• Work to be completed
Find and copy lines holding "locked".

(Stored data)

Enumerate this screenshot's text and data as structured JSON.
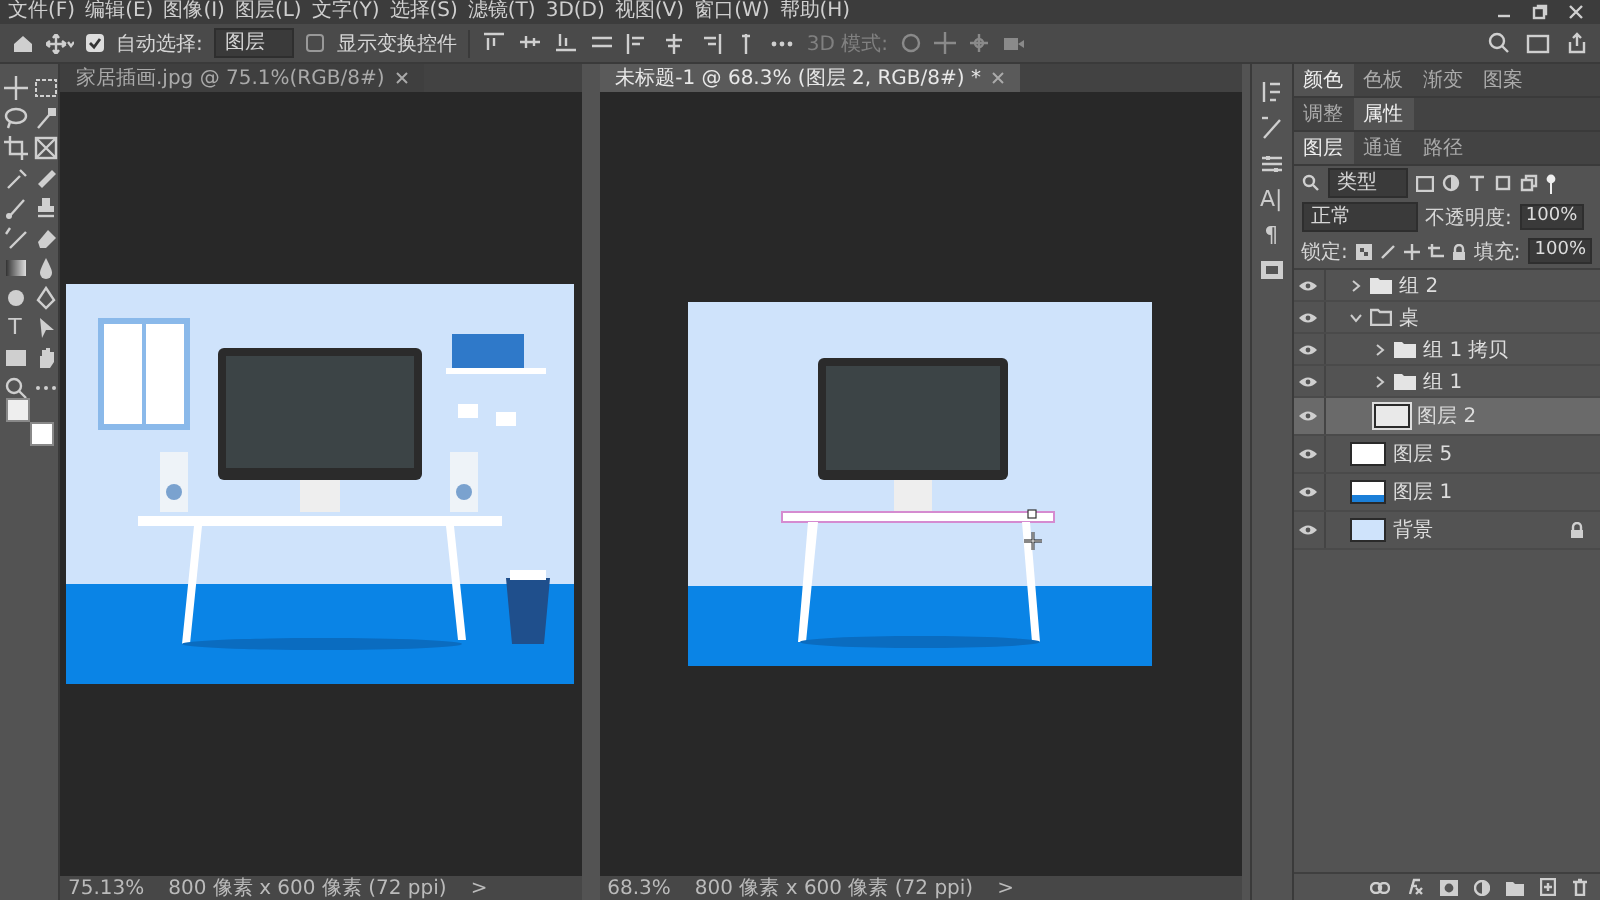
{
  "menu": [
    "文件(F)",
    "编辑(E)",
    "图像(I)",
    "图层(L)",
    "文字(Y)",
    "选择(S)",
    "滤镜(T)",
    "3D(D)",
    "视图(V)",
    "窗口(W)",
    "帮助(H)"
  ],
  "options_bar": {
    "auto_select": {
      "label": "自动选择:",
      "checked": true
    },
    "auto_select_target": "图层",
    "show_transform": {
      "label": "显示变换控件",
      "checked": false
    },
    "mode_3d": {
      "label": "3D 模式:",
      "disabled": true
    }
  },
  "toolbar": {
    "text_tool": "T"
  },
  "dock": {
    "glyphs": [
      "A|",
      "¶"
    ]
  },
  "documents": [
    {
      "title": "家居插画.jpg @ 75.1%(RGB/8#)",
      "selected": false,
      "kind": "room",
      "zoom": "75.13%",
      "size": "800 像素 x 600 像素 (72 ppi)",
      "arrow": ">"
    },
    {
      "title": "未标题-1 @ 68.3% (图层 2, RGB/8#) *",
      "selected": true,
      "kind": "editing",
      "zoom": "68.3%",
      "size": "800 像素 x 600 像素 (72 ppi)",
      "arrow": ">"
    }
  ],
  "panel_groups": [
    {
      "tabs": [
        {
          "label": "颜色",
          "selected": true
        },
        {
          "label": "色板",
          "selected": false
        },
        {
          "label": "渐变",
          "selected": false
        },
        {
          "label": "图案",
          "selected": false
        }
      ]
    },
    {
      "tabs": [
        {
          "label": "调整",
          "selected": false
        },
        {
          "label": "属性",
          "selected": true
        }
      ]
    },
    {
      "tabs": [
        {
          "label": "图层",
          "selected": true
        },
        {
          "label": "通道",
          "selected": false
        },
        {
          "label": "路径",
          "selected": false
        }
      ]
    }
  ],
  "layers": {
    "filter": "类型",
    "blend": "正常",
    "opacity_label": "不透明度:",
    "opacity": "100%",
    "lock_label": "锁定:",
    "fill_label": "填充:",
    "fill": "100%",
    "items": [
      {
        "name": "组 2",
        "kind": "group",
        "expanded": false,
        "visible": true,
        "selected": false
      },
      {
        "name": "桌",
        "kind": "group",
        "expanded": true,
        "visible": true,
        "selected": false,
        "children": [
          {
            "name": "组 1 拷贝",
            "kind": "group",
            "expanded": false,
            "visible": true,
            "selected": false
          },
          {
            "name": "组 1",
            "kind": "group",
            "expanded": false,
            "visible": true,
            "selected": false
          },
          {
            "name": "图层 2",
            "kind": "layer",
            "visible": true,
            "selected": true,
            "locked": false
          }
        ]
      },
      {
        "name": "图层 5",
        "kind": "layer",
        "visible": true,
        "selected": false,
        "locked": false
      },
      {
        "name": "图层 1",
        "kind": "layer",
        "visible": true,
        "selected": false,
        "locked": false
      },
      {
        "name": "背景",
        "kind": "layer",
        "visible": true,
        "selected": false,
        "locked": true
      }
    ]
  }
}
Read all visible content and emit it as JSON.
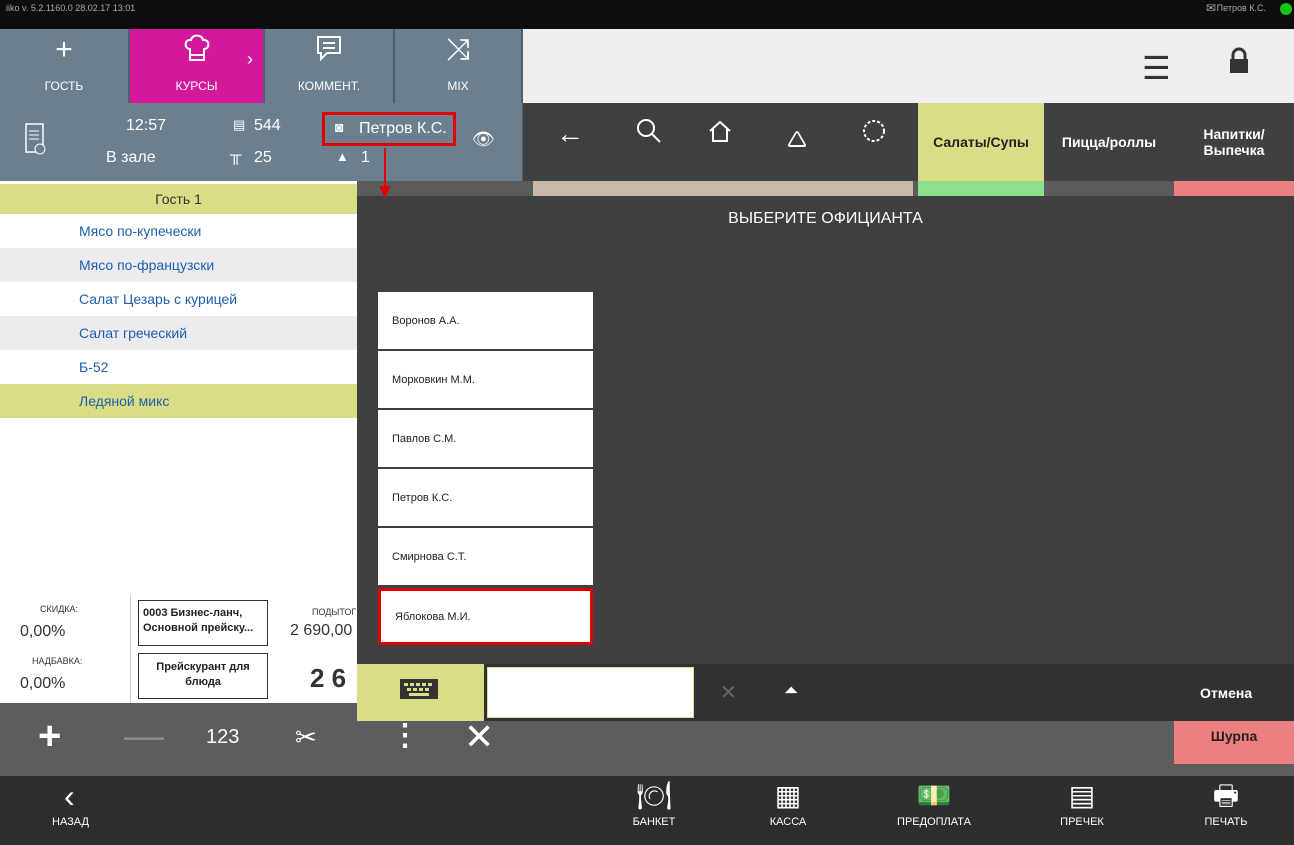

• Finished exercise
            "locked": false
        "locked": false
        "locked": false
        "locked": true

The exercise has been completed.